Provided data:

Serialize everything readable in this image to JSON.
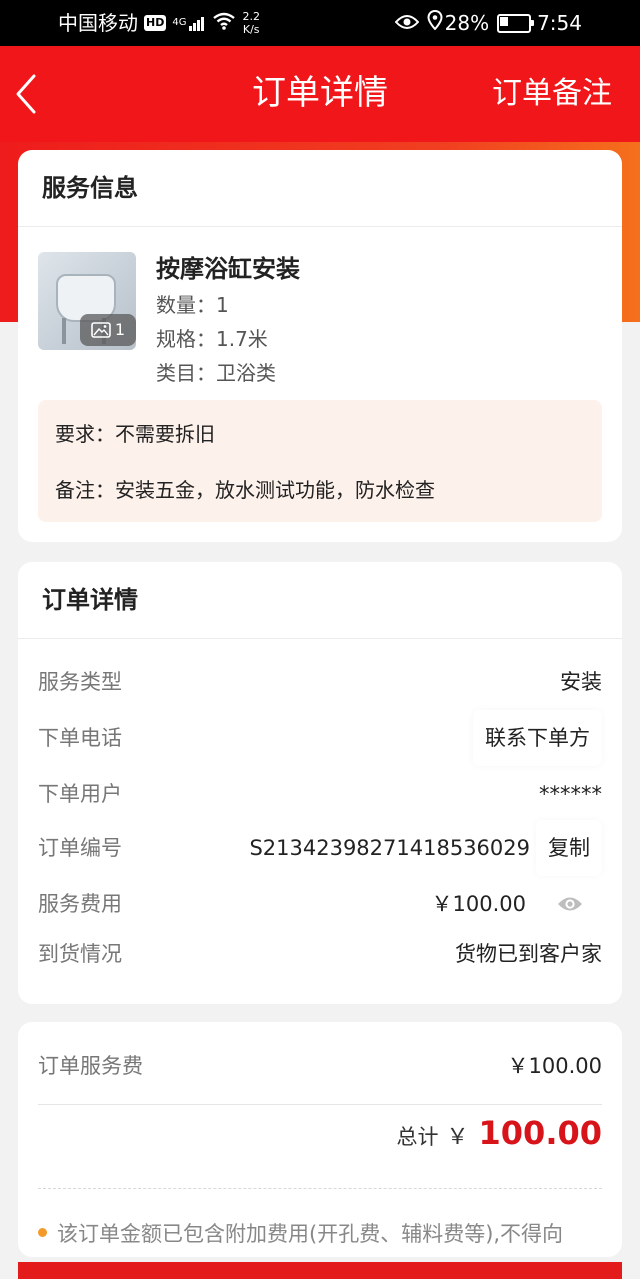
{
  "status_bar": {
    "carrier": "中国移动",
    "hd": "HD",
    "net": "4G",
    "speed_value": "2.2",
    "speed_unit": "K/s",
    "battery": "28%",
    "time": "7:54"
  },
  "header": {
    "title": "订单详情",
    "remark_button": "订单备注"
  },
  "service_info": {
    "section_title": "服务信息",
    "image_count": "1",
    "name": "按摩浴缸安装",
    "quantity": "数量：1",
    "spec": "规格：1.7米",
    "category": "类目：卫浴类",
    "requirement": "要求：不需要拆旧",
    "note": "备注：安装五金，放水测试功能，防水检查"
  },
  "order_detail": {
    "section_title": "订单详情",
    "rows": [
      {
        "label": "服务类型",
        "value": "安装"
      },
      {
        "label": "下单电话",
        "value": "联系下单方"
      },
      {
        "label": "下单用户",
        "value": "******"
      },
      {
        "label": "订单编号",
        "value": "S2134239827141853​6029",
        "action": "复制"
      },
      {
        "label": "服务费用",
        "value": "￥100.00"
      },
      {
        "label": "到货情况",
        "value": "货物已到客户家"
      }
    ]
  },
  "fee": {
    "label": "订单服务费",
    "value": "￥100.00",
    "total_label": "总计",
    "total_currency": "￥",
    "total_amount": "100.00",
    "notice": "该订单金额已包含附加费用(开孔费、辅料费等),不得向"
  },
  "colors": {
    "brand_red": "#f0161a",
    "price_red": "#d8141b",
    "notice_dot": "#f39a2b"
  }
}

Request: Reproduce all entries without any change, and omit the pictures.

Exercise response:
Serialize everything readable in this image to JSON.
{
  "status_bar": {
    "carrier": "中国移动",
    "hd": "HD",
    "net": "4G",
    "speed_value": "2.2",
    "speed_unit": "K/s",
    "battery": "28%",
    "time": "7:54"
  },
  "header": {
    "title": "订单详情",
    "remark_button": "订单备注"
  },
  "service_info": {
    "section_title": "服务信息",
    "image_count": "1",
    "name": "按摩浴缸安装",
    "quantity": "数量：1",
    "spec": "规格：1.7米",
    "category": "类目：卫浴类",
    "requirement": "要求：不需要拆旧",
    "note": "备注：安装五金，放水测试功能，防水检查"
  },
  "order_detail": {
    "section_title": "订单详情",
    "rows": [
      {
        "label": "服务类型",
        "value": "安装"
      },
      {
        "label": "下单电话",
        "value": "联系下单方"
      },
      {
        "label": "下单用户",
        "value": "******"
      },
      {
        "label": "订单编号",
        "value": "S2134239827141853​6029",
        "action": "复制"
      },
      {
        "label": "服务费用",
        "value": "￥100.00"
      },
      {
        "label": "到货情况",
        "value": "货物已到客户家"
      }
    ]
  },
  "fee": {
    "label": "订单服务费",
    "value": "￥100.00",
    "total_label": "总计",
    "total_currency": "￥",
    "total_amount": "100.00",
    "notice": "该订单金额已包含附加费用(开孔费、辅料费等),不得向"
  },
  "colors": {
    "brand_red": "#f0161a",
    "price_red": "#d8141b",
    "notice_dot": "#f39a2b"
  }
}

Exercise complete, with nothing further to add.